Reproduce all of the material below, swapping every "data-point" for "marker" and leaving the rest unchanged. Omit the pictures.

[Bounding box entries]
------------------------------------------------------------
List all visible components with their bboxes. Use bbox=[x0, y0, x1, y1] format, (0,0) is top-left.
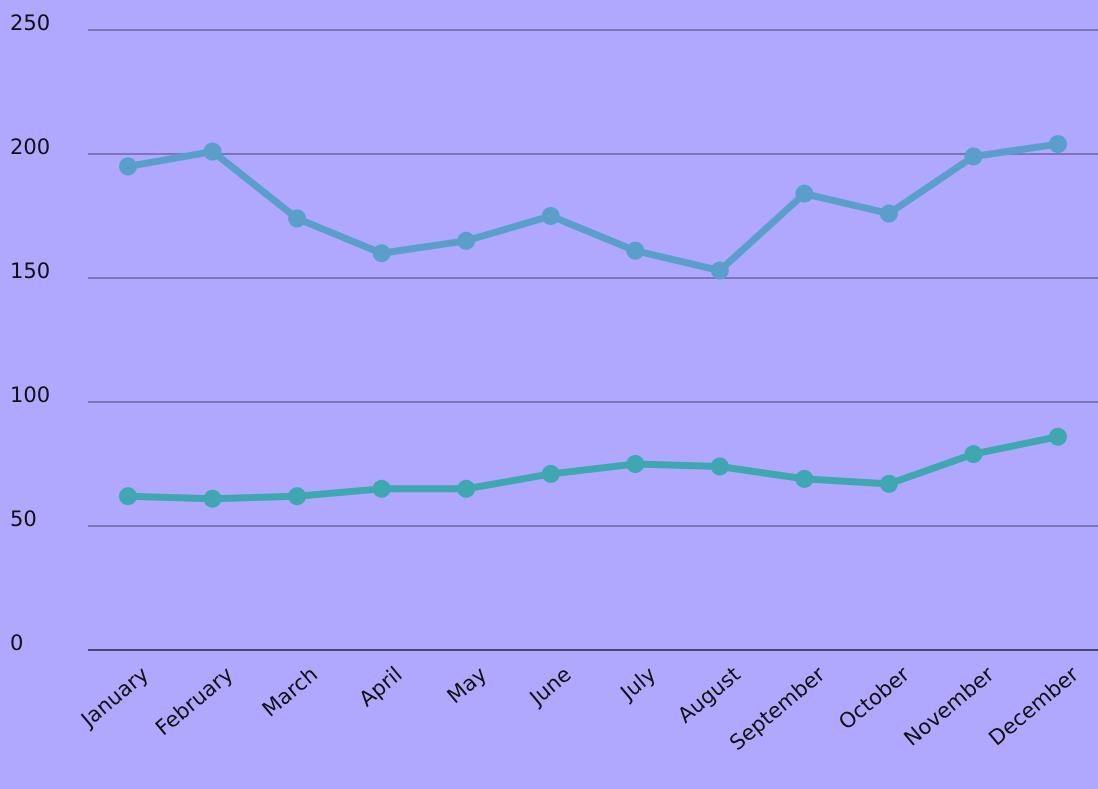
data-point bbox=[203, 489, 222, 508]
y-tick-label: 0 bbox=[10, 631, 23, 655]
data-point bbox=[203, 142, 222, 161]
data-point bbox=[710, 457, 729, 476]
series-line bbox=[127, 433, 1059, 503]
x-tick-label: February bbox=[151, 662, 238, 740]
data-point bbox=[1049, 135, 1067, 154]
data-point bbox=[964, 147, 983, 166]
data-point bbox=[795, 184, 814, 203]
x-tick-label: May bbox=[443, 662, 492, 708]
x-tick-label: November bbox=[899, 662, 998, 751]
x-tick-label: April bbox=[355, 662, 407, 711]
x-tick-label: June bbox=[524, 662, 576, 711]
y-tick-label: 100 bbox=[10, 383, 50, 407]
data-point bbox=[879, 474, 898, 493]
x-tick-label: July bbox=[614, 662, 660, 706]
data-point bbox=[372, 479, 391, 498]
x-tick-label: December bbox=[984, 662, 1083, 751]
data-point bbox=[879, 204, 898, 223]
x-tick-label: August bbox=[673, 662, 745, 728]
data-point bbox=[457, 479, 476, 498]
data-point bbox=[710, 261, 729, 280]
y-tick-label: 250 bbox=[10, 11, 50, 35]
data-point bbox=[457, 231, 476, 250]
data-point bbox=[626, 455, 645, 473]
data-point bbox=[964, 445, 983, 464]
series-line bbox=[127, 140, 1059, 275]
data-point bbox=[119, 487, 137, 506]
data-point bbox=[1049, 427, 1067, 446]
data-point bbox=[626, 241, 645, 260]
y-tick-label: 200 bbox=[10, 135, 50, 159]
x-tick-label: March bbox=[258, 662, 322, 722]
data-point bbox=[541, 464, 560, 483]
x-tick-label: January bbox=[75, 662, 153, 733]
x-tick-label: October bbox=[834, 662, 914, 735]
y-tick-label: 50 bbox=[10, 507, 37, 531]
data-point bbox=[119, 157, 137, 176]
data-point bbox=[372, 244, 391, 263]
y-tick-label: 150 bbox=[10, 259, 50, 283]
data-point bbox=[541, 207, 560, 225]
data-point bbox=[288, 487, 307, 506]
data-point bbox=[795, 469, 814, 488]
data-point bbox=[288, 209, 307, 228]
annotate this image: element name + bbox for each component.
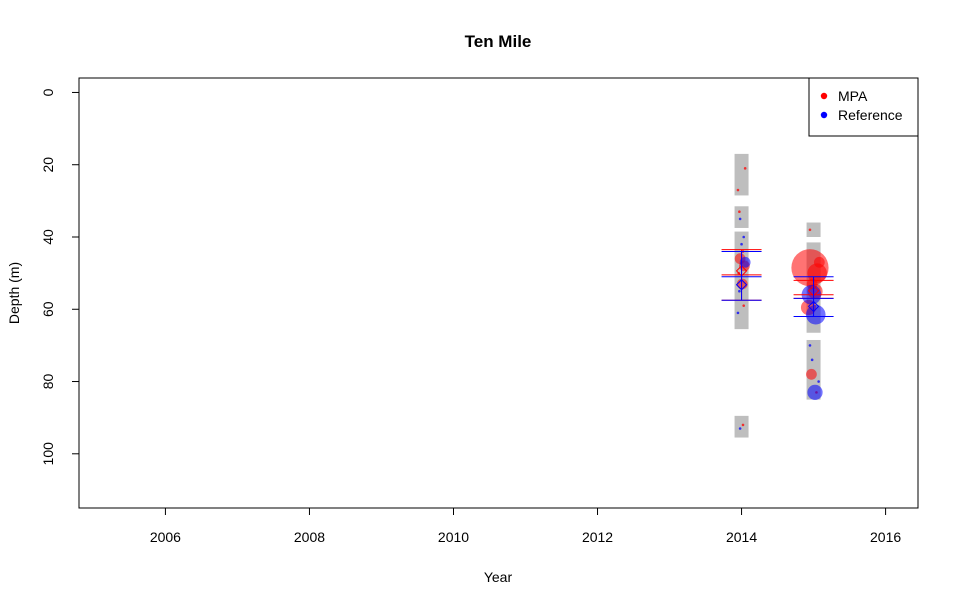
------------------------------------------------------------
> **ANSWER BELOW**:
List all visible components with their bboxes. Use bbox=[x0, y0, x1, y1] format, (0,0) is top-left.
marker bbox=[203, 489, 222, 508]
y-tick-label: 0 bbox=[10, 631, 23, 655]
marker bbox=[203, 142, 222, 161]
marker bbox=[710, 457, 729, 476]
series-line bbox=[127, 433, 1059, 503]
x-tick-label: February bbox=[151, 662, 238, 740]
marker bbox=[1049, 135, 1067, 154]
marker bbox=[964, 147, 983, 166]
marker bbox=[795, 184, 814, 203]
x-tick-label: May bbox=[443, 662, 492, 708]
x-tick-label: November bbox=[899, 662, 998, 751]
x-tick-label: April bbox=[355, 662, 407, 711]
x-tick-label: June bbox=[524, 662, 576, 711]
y-tick-label: 100 bbox=[10, 383, 50, 407]
marker bbox=[879, 474, 898, 493]
x-tick-label: July bbox=[614, 662, 660, 706]
marker bbox=[372, 479, 391, 498]
x-tick-label: December bbox=[984, 662, 1083, 751]
marker bbox=[879, 204, 898, 223]
x-tick-label: August bbox=[673, 662, 745, 728]
marker bbox=[457, 479, 476, 498]
marker bbox=[710, 261, 729, 280]
y-tick-label: 250 bbox=[10, 11, 50, 35]
marker bbox=[457, 231, 476, 250]
marker bbox=[626, 455, 645, 473]
marker bbox=[964, 445, 983, 464]
series-line bbox=[127, 140, 1059, 275]
marker bbox=[119, 487, 137, 506]
marker bbox=[1049, 427, 1067, 446]
marker bbox=[626, 241, 645, 260]
y-tick-label: 200 bbox=[10, 135, 50, 159]
x-tick-label: March bbox=[258, 662, 322, 722]
marker bbox=[541, 464, 560, 483]
x-tick-label: January bbox=[75, 662, 153, 733]
x-tick-label: October bbox=[834, 662, 914, 735]
y-tick-label: 50 bbox=[10, 507, 37, 531]
marker bbox=[119, 157, 137, 176]
marker bbox=[372, 244, 391, 263]
y-tick-label: 150 bbox=[10, 259, 50, 283]
marker bbox=[541, 207, 560, 225]
marker bbox=[288, 487, 307, 506]
marker bbox=[795, 469, 814, 488]
marker bbox=[288, 209, 307, 228]
annotate this image: element name + bbox for each component.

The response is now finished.